PROBLEM DETAILS: Copy out the lines of the material between the line holding "657, 307, 724]" and the line holding "source-text: Source: RBI/Raiffeisen", inclusive, reproducing each one without any change.

---------- DATASET ENTRIES

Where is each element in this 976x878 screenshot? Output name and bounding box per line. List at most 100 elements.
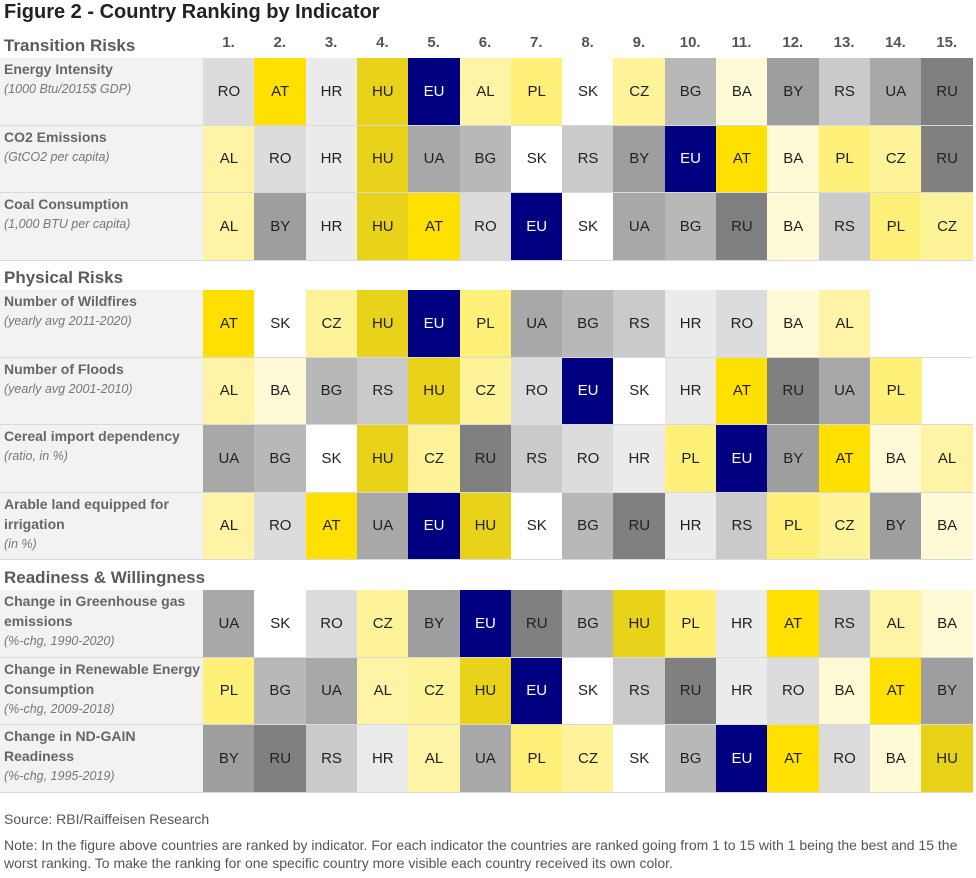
rank-cell-bg: BG	[254, 657, 307, 724]
rank-cell-ru: RU	[613, 492, 666, 559]
indicator-label: Cereal import dependency (ratio, in %)	[4, 426, 201, 466]
rank-cell-al: AL	[459, 58, 512, 125]
rank-cell-bg: BG	[562, 492, 614, 559]
rank-cell-hu: HU	[356, 290, 409, 357]
rank-cell-ru: RU	[664, 657, 717, 724]
indicator-name: Energy Intensity	[4, 61, 113, 77]
rank-cell-eu: EU	[510, 657, 563, 724]
rank-cell-at: AT	[305, 492, 358, 559]
rank-cell-ba: BA	[869, 425, 922, 492]
row-separator	[0, 424, 973, 425]
rank-cell-ro: RO	[767, 657, 820, 724]
rank-cell-pl: PL	[664, 425, 717, 492]
rank-cell-bg: BG	[562, 590, 614, 657]
rank-cell-hr: HR	[716, 657, 768, 724]
indicator-label: Change in ND-GAIN Readiness (%-chg, 1995-…	[4, 726, 201, 786]
rank-cell-pl: PL	[203, 657, 255, 724]
rank-cell-hr: HR	[664, 492, 717, 559]
rank-cell-pl: PL	[459, 290, 512, 357]
row-separator	[0, 791, 973, 793]
indicator-name: Number of Floods	[4, 360, 124, 377]
rank-cell-hu: HU	[613, 590, 666, 657]
rank-cell-hu: HU	[356, 58, 409, 125]
rank-cell-at: AT	[767, 725, 820, 792]
rank-cell-ro: RO	[254, 125, 307, 192]
rank-header: 6.	[478, 34, 492, 51]
rank-header: 13.	[833, 34, 855, 51]
rank-cell-ua: UA	[510, 290, 563, 357]
section-title: Transition Risks	[4, 36, 136, 55]
indicator-label: Change in Greenhouse gas emissions (%-chg…	[4, 591, 201, 651]
indicator-name: Change in ND-GAIN Readiness	[4, 728, 136, 764]
rank-cell-at: AT	[818, 425, 871, 492]
source-text: Source: RBI/Raiffeisen Research	[4, 811, 210, 827]
indicator-unit: (yearly avg 2011-2020)	[4, 314, 132, 328]
rank-cell-ua: UA	[818, 357, 871, 424]
rank-cell-ru: RU	[921, 125, 973, 192]
rank-cell-cz: CZ	[562, 725, 614, 792]
rank-cell-ru: RU	[921, 58, 973, 125]
rank-cell-at: AT	[408, 193, 460, 260]
indicator-unit: (1,000 BTU per capita)	[4, 217, 131, 231]
rank-cell-eu: EU	[562, 357, 614, 424]
rank-cell-sk: SK	[305, 425, 358, 492]
rank-cell-ua: UA	[203, 590, 255, 657]
rank-cell-ua: UA	[305, 657, 358, 724]
rank-cell-hr: HR	[305, 125, 358, 192]
rank-cell-pl: PL	[818, 125, 871, 192]
indicator-unit: (%-chg, 1990-2020)	[4, 634, 115, 648]
rank-cell-rs: RS	[818, 590, 871, 657]
rank-cell-cz: CZ	[921, 193, 973, 260]
rank-cell-eu: EU	[664, 125, 717, 192]
indicator-name: Cereal import dependency	[4, 428, 180, 444]
indicator-label: Coal Consumption (1,000 BTU per capita)	[4, 194, 201, 234]
rank-cell-sk: SK	[562, 58, 614, 125]
rank-cell-pl: PL	[510, 725, 563, 792]
indicator-unit: (in %)	[4, 536, 37, 551]
indicator-name: Coal Consumption	[4, 196, 129, 212]
rank-cell-al: AL	[203, 193, 255, 260]
indicator-row-band	[0, 725, 203, 792]
indicator-row-band	[0, 193, 203, 260]
rank-header: 10.	[679, 34, 701, 51]
rank-header: 8.	[581, 34, 594, 51]
rank-cell-by: BY	[203, 725, 255, 792]
rank-cell-sk: SK	[254, 590, 307, 657]
rank-cell-ba: BA	[818, 657, 871, 724]
row-separator	[0, 491, 973, 493]
rank-cell-eu: EU	[459, 590, 512, 657]
rank-cell-ba: BA	[767, 290, 820, 357]
rank-cell-cz: CZ	[408, 657, 460, 724]
rank-cell-rs: RS	[305, 725, 358, 792]
rank-cell-ro: RO	[510, 357, 563, 424]
rank-cell-ro: RO	[305, 590, 358, 657]
rank-cell-pl: PL	[869, 193, 922, 260]
indicator-unit: (%-chg, 2009-2018)	[4, 701, 115, 716]
rank-cell-by: BY	[767, 425, 820, 492]
row-separator	[0, 192, 973, 193]
rank-cell-bg: BG	[254, 425, 307, 492]
section-title: Physical Risks	[4, 268, 124, 287]
rank-cell-at: AT	[203, 290, 255, 357]
indicator-label: Energy Intensity (1000 Btu/2015$ GDP)	[4, 59, 201, 99]
rank-cell-bg: BG	[562, 290, 614, 357]
rank-cell-ru: RU	[716, 193, 768, 260]
indicator-name: CO2 Emissions	[4, 128, 107, 145]
rank-cell-cz: CZ	[459, 357, 512, 424]
indicator-unit: (yearly avg 2001-2010)	[4, 381, 133, 396]
rank-cell-eu: EU	[716, 425, 768, 492]
rank-cell-by: BY	[767, 58, 820, 125]
row-separator	[0, 656, 973, 658]
row-separator	[0, 259, 973, 261]
rank-cell-hr: HR	[356, 725, 409, 792]
rank-header: 9.	[632, 34, 646, 51]
rank-cell-al: AL	[921, 425, 973, 492]
rank-cell-eu: EU	[510, 193, 563, 260]
rank-cell-ro: RO	[818, 725, 871, 792]
rank-cell-ua: UA	[869, 58, 922, 125]
rank-cell-rs: RS	[510, 425, 563, 492]
rank-header: 4.	[376, 34, 389, 51]
indicator-label: Number of Floods (yearly avg 2001-2010)	[4, 359, 201, 399]
indicator-row-band	[0, 657, 203, 724]
rank-cell-cz: CZ	[408, 425, 460, 492]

--------------------

SOLVED PROBLEM:
rank-cell-bg: BG	[254, 657, 307, 724]
rank-cell-ru: RU	[613, 492, 666, 559]
indicator-label: Cereal import dependency (ratio, in %)	[4, 426, 201, 466]
rank-cell-al: AL	[459, 58, 512, 125]
rank-cell-bg: BG	[562, 492, 614, 559]
rank-cell-hu: HU	[356, 290, 409, 357]
rank-cell-ru: RU	[664, 657, 717, 724]
indicator-name: Energy Intensity	[4, 61, 113, 77]
rank-cell-eu: EU	[510, 657, 563, 724]
rank-cell-at: AT	[305, 492, 358, 559]
rank-cell-ba: BA	[869, 425, 922, 492]
row-separator	[0, 424, 973, 425]
rank-cell-ro: RO	[767, 657, 820, 724]
rank-cell-pl: PL	[664, 425, 717, 492]
rank-cell-bg: BG	[562, 590, 614, 657]
rank-cell-hr: HR	[716, 657, 768, 724]
indicator-label: Change in ND-GAIN Readiness (%-chg, 1995-…	[4, 726, 201, 786]
rank-cell-pl: PL	[203, 657, 255, 724]
rank-cell-hr: HR	[664, 492, 717, 559]
rank-cell-pl: PL	[459, 290, 512, 357]
row-separator	[0, 791, 973, 793]
indicator-name: Number of Floods	[4, 360, 124, 377]
rank-cell-hu: HU	[613, 590, 666, 657]
rank-cell-hu: HU	[356, 58, 409, 125]
rank-cell-at: AT	[767, 725, 820, 792]
rank-cell-ro: RO	[254, 125, 307, 192]
rank-header: 6.	[478, 34, 492, 51]
rank-header: 13.	[833, 34, 855, 51]
rank-cell-ua: UA	[510, 290, 563, 357]
section-title: Transition Risks	[4, 36, 136, 55]
indicator-label: Change in Greenhouse gas emissions (%-chg…	[4, 591, 201, 651]
indicator-name: Change in ND-GAIN Readiness	[4, 728, 136, 764]
rank-cell-at: AT	[818, 425, 871, 492]
source-text: Source: RBI/Raiffeisen Research	[4, 811, 210, 827]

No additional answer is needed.